> _EXERCISE TASK_:
Copy out each line of the data that holds the word "эффект".

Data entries
++++++++++

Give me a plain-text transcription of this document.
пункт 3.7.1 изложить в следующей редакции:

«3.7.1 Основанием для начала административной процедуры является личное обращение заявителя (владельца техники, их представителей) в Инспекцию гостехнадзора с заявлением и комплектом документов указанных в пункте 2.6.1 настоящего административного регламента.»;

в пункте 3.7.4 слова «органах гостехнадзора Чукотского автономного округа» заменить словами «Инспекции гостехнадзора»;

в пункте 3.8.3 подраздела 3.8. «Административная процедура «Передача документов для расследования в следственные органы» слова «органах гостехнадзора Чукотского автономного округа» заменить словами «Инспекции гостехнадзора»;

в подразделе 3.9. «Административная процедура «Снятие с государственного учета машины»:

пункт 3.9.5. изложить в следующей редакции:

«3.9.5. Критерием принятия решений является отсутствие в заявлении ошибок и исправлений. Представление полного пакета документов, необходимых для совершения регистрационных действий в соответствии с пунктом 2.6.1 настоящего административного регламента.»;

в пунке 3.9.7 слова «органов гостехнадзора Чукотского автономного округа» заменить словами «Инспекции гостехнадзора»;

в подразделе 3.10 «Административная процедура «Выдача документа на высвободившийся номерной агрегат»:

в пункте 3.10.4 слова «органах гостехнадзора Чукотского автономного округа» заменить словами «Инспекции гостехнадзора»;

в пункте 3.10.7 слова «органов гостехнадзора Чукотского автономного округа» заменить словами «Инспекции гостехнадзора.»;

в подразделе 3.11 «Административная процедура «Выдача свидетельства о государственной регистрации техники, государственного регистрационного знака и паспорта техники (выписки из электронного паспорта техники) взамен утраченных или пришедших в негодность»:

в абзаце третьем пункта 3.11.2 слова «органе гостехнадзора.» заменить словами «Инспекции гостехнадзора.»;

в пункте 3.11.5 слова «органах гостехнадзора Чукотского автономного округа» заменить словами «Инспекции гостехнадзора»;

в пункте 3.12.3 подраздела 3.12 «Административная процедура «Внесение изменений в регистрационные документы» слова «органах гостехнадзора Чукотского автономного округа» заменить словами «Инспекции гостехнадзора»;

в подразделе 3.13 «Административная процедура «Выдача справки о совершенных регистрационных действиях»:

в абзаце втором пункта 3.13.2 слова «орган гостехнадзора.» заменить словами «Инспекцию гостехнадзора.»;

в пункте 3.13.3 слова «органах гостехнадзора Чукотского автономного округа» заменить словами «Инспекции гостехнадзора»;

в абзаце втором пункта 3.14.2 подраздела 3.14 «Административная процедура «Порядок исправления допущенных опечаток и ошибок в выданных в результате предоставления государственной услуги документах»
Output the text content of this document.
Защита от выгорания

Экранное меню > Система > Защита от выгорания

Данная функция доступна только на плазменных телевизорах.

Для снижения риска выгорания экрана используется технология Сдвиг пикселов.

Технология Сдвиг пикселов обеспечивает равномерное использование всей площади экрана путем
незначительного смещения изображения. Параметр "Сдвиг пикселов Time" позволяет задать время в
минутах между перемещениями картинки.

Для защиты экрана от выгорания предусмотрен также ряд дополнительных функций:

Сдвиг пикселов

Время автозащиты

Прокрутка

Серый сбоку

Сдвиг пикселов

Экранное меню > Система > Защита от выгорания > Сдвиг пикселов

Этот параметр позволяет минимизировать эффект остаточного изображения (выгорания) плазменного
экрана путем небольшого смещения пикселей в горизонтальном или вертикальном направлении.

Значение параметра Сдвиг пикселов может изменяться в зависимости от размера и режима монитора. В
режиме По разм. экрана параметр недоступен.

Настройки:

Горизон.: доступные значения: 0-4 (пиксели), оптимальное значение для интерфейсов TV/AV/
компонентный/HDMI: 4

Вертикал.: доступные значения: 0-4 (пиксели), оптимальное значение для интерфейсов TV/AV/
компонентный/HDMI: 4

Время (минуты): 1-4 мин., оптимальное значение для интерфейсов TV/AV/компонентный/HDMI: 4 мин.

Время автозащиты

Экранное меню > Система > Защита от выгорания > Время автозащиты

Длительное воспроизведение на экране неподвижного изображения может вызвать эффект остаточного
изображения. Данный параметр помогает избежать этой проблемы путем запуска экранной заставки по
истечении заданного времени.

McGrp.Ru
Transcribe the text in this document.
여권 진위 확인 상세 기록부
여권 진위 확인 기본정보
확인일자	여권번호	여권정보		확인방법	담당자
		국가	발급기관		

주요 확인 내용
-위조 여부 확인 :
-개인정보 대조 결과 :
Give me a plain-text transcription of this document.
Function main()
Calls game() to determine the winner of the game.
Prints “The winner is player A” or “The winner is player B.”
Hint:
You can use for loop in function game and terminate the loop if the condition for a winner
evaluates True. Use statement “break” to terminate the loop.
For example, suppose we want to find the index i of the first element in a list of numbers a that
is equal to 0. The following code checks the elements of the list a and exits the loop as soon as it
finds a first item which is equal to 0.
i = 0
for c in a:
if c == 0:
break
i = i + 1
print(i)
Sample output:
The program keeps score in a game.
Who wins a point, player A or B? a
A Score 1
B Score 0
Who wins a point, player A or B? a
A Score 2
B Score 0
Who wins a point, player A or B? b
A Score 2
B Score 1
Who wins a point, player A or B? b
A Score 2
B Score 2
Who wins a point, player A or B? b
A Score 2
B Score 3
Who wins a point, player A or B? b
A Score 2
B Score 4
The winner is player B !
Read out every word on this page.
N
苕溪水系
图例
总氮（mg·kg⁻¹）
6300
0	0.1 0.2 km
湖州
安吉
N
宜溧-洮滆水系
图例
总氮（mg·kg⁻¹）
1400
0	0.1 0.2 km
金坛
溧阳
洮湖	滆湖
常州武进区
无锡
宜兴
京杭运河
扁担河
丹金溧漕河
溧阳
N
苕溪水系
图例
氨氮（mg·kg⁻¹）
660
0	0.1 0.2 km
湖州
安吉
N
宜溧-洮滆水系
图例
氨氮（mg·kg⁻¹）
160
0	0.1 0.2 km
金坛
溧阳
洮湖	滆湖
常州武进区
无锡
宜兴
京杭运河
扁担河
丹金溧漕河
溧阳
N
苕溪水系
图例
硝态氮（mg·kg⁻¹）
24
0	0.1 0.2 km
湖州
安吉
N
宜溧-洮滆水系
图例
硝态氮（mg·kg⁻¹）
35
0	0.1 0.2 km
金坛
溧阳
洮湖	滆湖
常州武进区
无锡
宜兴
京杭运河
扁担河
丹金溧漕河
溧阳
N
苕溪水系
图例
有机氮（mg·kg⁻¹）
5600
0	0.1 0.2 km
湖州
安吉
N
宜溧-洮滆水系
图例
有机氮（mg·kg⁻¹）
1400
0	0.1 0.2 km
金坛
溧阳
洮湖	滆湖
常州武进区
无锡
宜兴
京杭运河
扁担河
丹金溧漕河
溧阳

++++++++++

> _EXPECTED ANSWER_:
Этот параметр позволяет минимизировать эффект остаточного изображения (выгорания) плазменного
Длительное воспроизведение на экране неподвижного изображения может вызвать эффект остаточного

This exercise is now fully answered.